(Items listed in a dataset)
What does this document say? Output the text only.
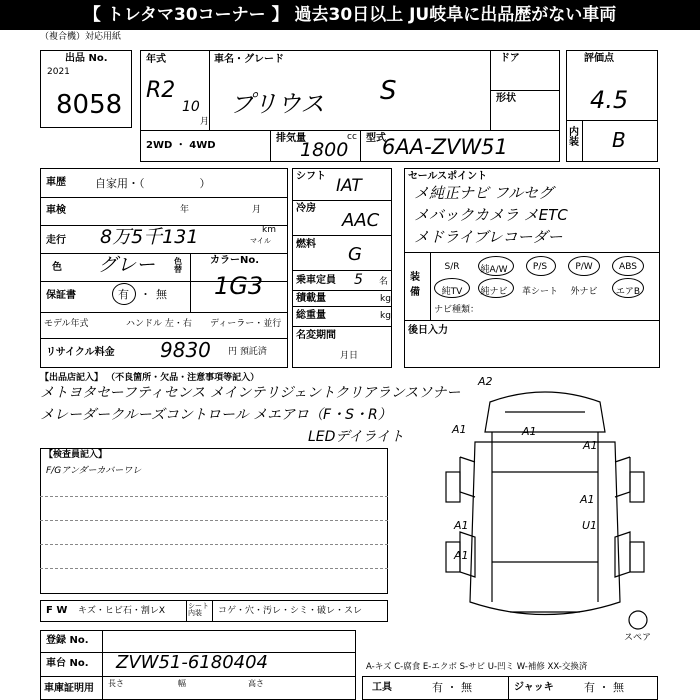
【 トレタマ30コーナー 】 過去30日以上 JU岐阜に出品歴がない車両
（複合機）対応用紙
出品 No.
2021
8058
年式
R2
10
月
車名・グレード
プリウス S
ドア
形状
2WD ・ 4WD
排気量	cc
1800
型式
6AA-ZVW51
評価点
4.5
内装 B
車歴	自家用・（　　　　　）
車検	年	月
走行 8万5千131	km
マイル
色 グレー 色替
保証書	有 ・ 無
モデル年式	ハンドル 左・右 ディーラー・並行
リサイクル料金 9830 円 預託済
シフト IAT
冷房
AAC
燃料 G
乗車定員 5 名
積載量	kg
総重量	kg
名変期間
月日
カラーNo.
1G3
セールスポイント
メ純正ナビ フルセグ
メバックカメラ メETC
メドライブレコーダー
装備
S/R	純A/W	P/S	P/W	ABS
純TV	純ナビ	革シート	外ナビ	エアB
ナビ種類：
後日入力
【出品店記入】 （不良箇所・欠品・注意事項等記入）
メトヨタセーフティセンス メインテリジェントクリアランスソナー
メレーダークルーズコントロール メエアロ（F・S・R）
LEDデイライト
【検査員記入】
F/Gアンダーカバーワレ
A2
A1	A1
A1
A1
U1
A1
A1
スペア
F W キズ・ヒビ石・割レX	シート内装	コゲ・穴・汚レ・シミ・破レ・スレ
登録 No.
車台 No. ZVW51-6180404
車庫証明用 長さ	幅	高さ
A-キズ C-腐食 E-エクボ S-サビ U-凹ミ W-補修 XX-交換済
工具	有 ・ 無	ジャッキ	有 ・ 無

Task objective = Skip the pictures and transcribe the rest of the records exactly.

Result =
What does this document say? Output the text only.
【 トレタマ30コーナー 】 過去30日以上 JU岐阜に出品歴がない車両
（複合機）対応用紙
出品 No.
2021
8058
年式
R2
10
月
車名・グレード
プリウス S
ドア
形状
2WD ・ 4WD
排気量	cc
1800
型式
6AA-ZVW51
評価点
4.5
内装 B
車歴	自家用・（　　　　　）
車検	年	月
走行 8万5千131	km
マイル
色 グレー 色替
保証書	有 ・ 無
モデル年式	ハンドル 左・右 ディーラー・並行
リサイクル料金 9830 円 預託済
シフト IAT
冷房
AAC
燃料 G
乗車定員 5 名
積載量	kg
総重量	kg
名変期間
月日
カラーNo.
1G3
セールスポイント
メ純正ナビ フルセグ
メバックカメラ メETC
メドライブレコーダー
装備
S/R	純A/W	P/S	P/W	ABS
純TV	純ナビ	革シート	外ナビ	エアB
ナビ種類：
後日入力
【出品店記入】 （不良箇所・欠品・注意事項等記入）
メトヨタセーフティセンス メインテリジェントクリアランスソナー
メレーダークルーズコントロール メエアロ（F・S・R）
LEDデイライト
【検査員記入】
F/Gアンダーカバーワレ
A2
A1	A1
A1
A1
U1
A1
A1
スペア
F W キズ・ヒビ石・割レX	シート内装	コゲ・穴・汚レ・シミ・破レ・スレ
登録 No.
車台 No. ZVW51-6180404
車庫証明用 長さ	幅	高さ
A-キズ C-腐食 E-エクボ S-サビ U-凹ミ W-補修 XX-交換済
工具	有 ・ 無	ジャッキ	有 ・ 無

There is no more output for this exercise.